--- Begin ---

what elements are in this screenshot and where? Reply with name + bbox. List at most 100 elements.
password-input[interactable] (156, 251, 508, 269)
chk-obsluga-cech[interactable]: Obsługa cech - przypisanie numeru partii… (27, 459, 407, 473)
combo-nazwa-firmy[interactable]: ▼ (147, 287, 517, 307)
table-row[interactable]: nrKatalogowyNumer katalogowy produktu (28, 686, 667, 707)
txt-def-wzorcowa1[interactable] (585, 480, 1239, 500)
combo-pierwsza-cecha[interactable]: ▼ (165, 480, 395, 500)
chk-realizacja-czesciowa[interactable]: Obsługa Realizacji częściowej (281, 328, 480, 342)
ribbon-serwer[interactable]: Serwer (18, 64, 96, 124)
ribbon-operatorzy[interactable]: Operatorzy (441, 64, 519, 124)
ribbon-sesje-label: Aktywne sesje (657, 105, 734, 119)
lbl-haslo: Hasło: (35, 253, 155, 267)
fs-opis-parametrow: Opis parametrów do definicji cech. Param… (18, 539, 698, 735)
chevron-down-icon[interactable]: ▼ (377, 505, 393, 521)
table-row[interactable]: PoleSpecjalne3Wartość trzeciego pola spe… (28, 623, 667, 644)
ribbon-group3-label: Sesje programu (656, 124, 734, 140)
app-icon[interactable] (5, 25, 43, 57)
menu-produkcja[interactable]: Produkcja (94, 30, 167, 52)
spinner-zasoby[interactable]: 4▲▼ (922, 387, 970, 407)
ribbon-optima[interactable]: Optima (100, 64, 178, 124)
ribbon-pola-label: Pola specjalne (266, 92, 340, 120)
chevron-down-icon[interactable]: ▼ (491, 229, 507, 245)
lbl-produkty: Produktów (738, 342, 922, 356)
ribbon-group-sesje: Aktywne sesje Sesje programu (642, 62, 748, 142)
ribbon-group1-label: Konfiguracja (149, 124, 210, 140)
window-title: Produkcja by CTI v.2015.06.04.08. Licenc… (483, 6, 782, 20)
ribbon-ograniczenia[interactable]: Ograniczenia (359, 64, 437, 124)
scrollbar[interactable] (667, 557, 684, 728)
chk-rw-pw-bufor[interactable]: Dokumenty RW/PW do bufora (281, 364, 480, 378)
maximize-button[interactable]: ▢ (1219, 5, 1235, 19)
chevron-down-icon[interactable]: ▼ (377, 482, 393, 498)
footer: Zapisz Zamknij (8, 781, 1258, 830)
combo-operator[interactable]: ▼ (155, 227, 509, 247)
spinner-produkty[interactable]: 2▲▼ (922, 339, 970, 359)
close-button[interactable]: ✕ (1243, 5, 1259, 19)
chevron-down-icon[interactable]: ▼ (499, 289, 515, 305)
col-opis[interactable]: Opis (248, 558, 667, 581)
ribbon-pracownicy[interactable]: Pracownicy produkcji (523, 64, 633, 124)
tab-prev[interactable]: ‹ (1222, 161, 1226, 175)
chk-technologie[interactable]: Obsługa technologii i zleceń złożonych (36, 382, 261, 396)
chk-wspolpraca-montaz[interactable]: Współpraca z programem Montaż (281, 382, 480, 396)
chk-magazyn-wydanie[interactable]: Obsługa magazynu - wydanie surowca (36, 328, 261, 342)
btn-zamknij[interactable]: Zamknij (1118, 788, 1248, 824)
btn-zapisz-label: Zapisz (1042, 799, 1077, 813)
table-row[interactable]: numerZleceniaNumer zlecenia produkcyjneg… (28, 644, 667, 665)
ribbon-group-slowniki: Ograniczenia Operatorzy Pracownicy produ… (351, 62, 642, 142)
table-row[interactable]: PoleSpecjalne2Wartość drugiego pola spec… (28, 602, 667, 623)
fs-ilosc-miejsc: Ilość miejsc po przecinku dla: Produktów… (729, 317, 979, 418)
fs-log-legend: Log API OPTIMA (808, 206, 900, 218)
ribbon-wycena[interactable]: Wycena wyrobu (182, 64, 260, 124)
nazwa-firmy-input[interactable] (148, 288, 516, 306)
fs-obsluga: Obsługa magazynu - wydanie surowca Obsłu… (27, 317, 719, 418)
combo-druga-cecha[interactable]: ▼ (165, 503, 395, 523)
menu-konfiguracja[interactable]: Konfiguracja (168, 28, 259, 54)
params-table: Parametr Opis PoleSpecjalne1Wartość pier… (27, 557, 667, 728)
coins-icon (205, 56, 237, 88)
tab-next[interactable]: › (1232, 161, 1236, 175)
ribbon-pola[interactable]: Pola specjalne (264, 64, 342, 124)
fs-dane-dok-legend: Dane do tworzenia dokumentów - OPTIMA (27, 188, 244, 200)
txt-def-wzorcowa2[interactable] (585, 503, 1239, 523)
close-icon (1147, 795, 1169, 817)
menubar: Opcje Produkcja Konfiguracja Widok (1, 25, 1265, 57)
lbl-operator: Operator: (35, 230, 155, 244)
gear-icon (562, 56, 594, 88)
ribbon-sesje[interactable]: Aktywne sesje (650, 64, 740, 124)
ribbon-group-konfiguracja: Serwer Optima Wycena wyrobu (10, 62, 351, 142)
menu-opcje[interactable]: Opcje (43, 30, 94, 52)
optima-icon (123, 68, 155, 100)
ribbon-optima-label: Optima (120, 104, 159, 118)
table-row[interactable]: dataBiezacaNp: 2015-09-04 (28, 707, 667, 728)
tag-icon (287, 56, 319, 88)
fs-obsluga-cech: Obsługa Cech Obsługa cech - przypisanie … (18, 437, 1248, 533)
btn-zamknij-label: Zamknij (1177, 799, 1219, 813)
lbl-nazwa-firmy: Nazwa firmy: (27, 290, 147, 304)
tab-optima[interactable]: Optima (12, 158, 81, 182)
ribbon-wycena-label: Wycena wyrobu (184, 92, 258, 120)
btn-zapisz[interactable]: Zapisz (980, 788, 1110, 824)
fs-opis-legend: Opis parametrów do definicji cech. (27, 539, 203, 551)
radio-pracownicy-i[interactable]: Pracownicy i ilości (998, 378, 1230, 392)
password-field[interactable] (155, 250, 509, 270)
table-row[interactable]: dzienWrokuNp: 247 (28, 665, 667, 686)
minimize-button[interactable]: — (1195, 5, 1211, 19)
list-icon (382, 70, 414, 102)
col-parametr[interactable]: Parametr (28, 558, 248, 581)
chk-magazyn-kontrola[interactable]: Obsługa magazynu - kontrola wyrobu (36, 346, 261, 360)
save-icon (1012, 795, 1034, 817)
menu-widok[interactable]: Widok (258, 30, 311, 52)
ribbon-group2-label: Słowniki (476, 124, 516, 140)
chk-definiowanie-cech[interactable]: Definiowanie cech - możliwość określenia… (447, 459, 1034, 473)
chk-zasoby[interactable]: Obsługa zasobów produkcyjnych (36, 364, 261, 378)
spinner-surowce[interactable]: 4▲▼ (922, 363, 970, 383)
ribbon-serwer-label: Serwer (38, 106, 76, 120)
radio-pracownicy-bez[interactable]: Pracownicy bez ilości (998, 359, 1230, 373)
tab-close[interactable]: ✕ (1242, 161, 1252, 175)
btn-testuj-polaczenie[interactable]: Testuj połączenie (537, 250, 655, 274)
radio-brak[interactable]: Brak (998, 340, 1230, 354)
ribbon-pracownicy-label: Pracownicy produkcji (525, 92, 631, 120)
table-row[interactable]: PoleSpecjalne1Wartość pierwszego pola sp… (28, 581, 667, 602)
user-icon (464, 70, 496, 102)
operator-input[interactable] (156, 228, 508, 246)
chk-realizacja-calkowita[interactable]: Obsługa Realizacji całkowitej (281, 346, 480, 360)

--- End ---
--- Begin ---

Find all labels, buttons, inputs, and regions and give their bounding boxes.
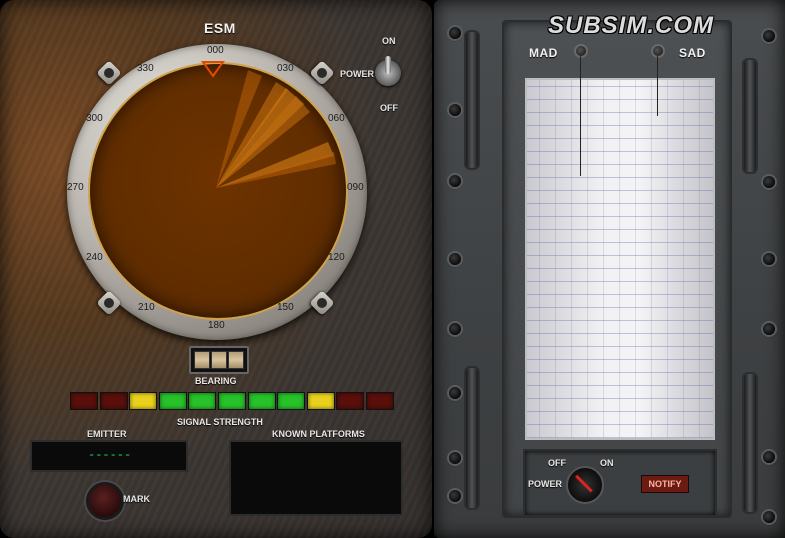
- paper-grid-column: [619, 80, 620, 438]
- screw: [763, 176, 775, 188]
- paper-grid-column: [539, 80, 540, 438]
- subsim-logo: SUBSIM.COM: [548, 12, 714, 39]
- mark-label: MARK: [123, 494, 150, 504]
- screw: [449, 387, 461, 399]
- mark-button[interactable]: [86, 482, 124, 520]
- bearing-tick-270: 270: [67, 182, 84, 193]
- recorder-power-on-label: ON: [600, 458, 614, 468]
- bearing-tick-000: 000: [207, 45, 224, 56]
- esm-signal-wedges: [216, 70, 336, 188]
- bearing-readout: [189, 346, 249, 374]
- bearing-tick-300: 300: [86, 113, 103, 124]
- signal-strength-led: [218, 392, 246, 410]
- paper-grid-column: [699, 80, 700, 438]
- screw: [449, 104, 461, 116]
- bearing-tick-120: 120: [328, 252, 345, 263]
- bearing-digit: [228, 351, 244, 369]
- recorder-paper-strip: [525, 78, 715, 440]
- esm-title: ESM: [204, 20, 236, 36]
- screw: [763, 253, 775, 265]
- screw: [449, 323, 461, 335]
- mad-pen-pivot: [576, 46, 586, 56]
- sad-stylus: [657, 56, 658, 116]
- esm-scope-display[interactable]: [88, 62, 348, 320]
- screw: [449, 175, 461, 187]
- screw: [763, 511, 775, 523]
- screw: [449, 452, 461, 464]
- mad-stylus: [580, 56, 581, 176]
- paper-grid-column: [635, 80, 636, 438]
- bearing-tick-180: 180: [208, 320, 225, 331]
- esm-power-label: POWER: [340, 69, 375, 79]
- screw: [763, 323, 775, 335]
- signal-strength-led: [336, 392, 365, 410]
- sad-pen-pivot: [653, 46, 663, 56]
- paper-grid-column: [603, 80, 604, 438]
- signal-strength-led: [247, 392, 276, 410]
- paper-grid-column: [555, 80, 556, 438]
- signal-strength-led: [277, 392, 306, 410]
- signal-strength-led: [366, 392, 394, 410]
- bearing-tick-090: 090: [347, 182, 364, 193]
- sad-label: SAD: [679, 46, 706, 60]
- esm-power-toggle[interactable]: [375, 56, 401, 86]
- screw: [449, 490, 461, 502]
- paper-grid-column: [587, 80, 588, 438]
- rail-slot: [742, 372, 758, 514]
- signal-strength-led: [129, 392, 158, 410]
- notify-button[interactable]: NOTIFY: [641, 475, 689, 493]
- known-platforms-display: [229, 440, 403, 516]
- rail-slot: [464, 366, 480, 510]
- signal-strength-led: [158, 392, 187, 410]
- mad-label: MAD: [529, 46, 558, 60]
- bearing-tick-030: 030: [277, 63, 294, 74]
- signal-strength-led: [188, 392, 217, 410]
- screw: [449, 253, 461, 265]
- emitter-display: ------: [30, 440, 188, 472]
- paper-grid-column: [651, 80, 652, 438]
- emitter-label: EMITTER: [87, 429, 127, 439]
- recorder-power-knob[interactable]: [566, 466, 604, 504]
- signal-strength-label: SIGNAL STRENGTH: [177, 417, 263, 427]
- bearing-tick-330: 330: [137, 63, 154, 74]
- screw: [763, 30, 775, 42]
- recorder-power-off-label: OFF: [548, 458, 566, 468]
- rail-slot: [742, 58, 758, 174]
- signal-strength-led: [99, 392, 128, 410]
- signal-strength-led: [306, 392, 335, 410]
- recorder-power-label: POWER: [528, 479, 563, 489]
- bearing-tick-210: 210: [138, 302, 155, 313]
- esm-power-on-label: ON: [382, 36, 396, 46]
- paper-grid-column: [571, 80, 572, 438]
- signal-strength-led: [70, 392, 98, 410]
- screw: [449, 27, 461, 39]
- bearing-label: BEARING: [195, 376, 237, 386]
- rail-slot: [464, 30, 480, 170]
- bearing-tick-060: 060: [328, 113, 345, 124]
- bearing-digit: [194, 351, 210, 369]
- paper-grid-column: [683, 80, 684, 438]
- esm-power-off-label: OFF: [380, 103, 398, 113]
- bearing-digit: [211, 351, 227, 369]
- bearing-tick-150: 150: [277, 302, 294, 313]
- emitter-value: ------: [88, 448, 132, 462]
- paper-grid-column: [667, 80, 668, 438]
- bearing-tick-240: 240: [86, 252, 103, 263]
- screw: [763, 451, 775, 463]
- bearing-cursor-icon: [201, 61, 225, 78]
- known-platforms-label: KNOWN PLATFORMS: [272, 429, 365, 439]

--- End ---
--- Begin ---

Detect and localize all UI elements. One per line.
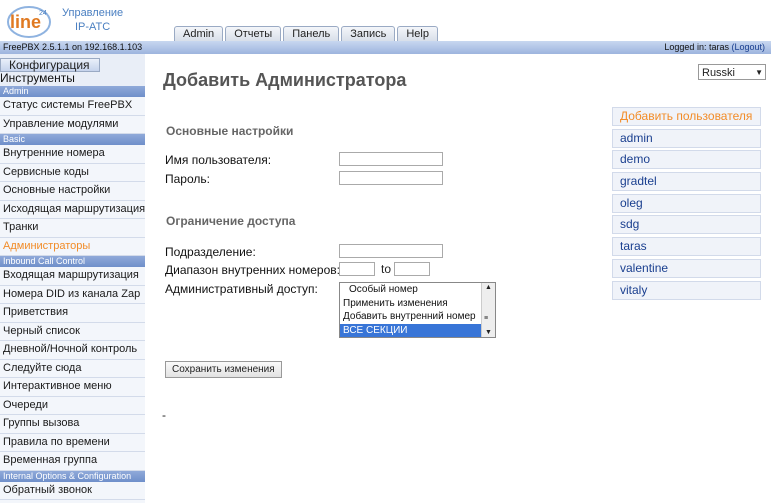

--- End ---

-- Stated problem --
Write out the lines from the one containing "what elements are" up to and including the one containing "64, 437, 124)", reproducing each line verbatim.

-- Written solution --
what elements are in this screenshot and where? Reply with name + bbox. List at most 100 elements.
password-input[interactable] (156, 251, 508, 269)
chk-obsluga-cech[interactable]: Obsługa cech - przypisanie numeru partii… (27, 459, 407, 473)
combo-nazwa-firmy[interactable]: ▼ (147, 287, 517, 307)
table-row[interactable]: nrKatalogowyNumer katalogowy produktu (28, 686, 667, 707)
txt-def-wzorcowa1[interactable] (585, 480, 1239, 500)
combo-pierwsza-cecha[interactable]: ▼ (165, 480, 395, 500)
chk-realizacja-czesciowa[interactable]: Obsługa Realizacji częściowej (281, 328, 480, 342)
ribbon-serwer[interactable]: Serwer (18, 64, 96, 124)
ribbon-operatorzy[interactable]: Operatorzy (441, 64, 519, 124)
ribbon-sesje-label: Aktywne sesje (657, 105, 734, 119)
lbl-haslo: Hasło: (35, 253, 155, 267)
fs-opis-parametrow: Opis parametrów do definicji cech. Param… (18, 539, 698, 735)
chevron-down-icon[interactable]: ▼ (377, 505, 393, 521)
table-row[interactable]: PoleSpecjalne3Wartość trzeciego pola spe… (28, 623, 667, 644)
ribbon-group3-label: Sesje programu (656, 124, 734, 140)
app-icon[interactable] (5, 25, 43, 57)
menu-produkcja[interactable]: Produkcja (94, 30, 167, 52)
spinner-zasoby[interactable]: 4▲▼ (922, 387, 970, 407)
ribbon-optima[interactable]: Optima (100, 64, 178, 124)
ribbon-pola-label: Pola specjalne (266, 92, 340, 120)
chevron-down-icon[interactable]: ▼ (491, 229, 507, 245)
lbl-produkty: Produktów (738, 342, 922, 356)
ribbon-group-sesje: Aktywne sesje Sesje programu (642, 62, 748, 142)
ribbon-group1-label: Konfiguracja (149, 124, 210, 140)
window-title: Produkcja by CTI v.2015.06.04.08. Licenc… (483, 6, 782, 20)
ribbon-ograniczenia[interactable]: Ograniczenia (359, 64, 437, 124)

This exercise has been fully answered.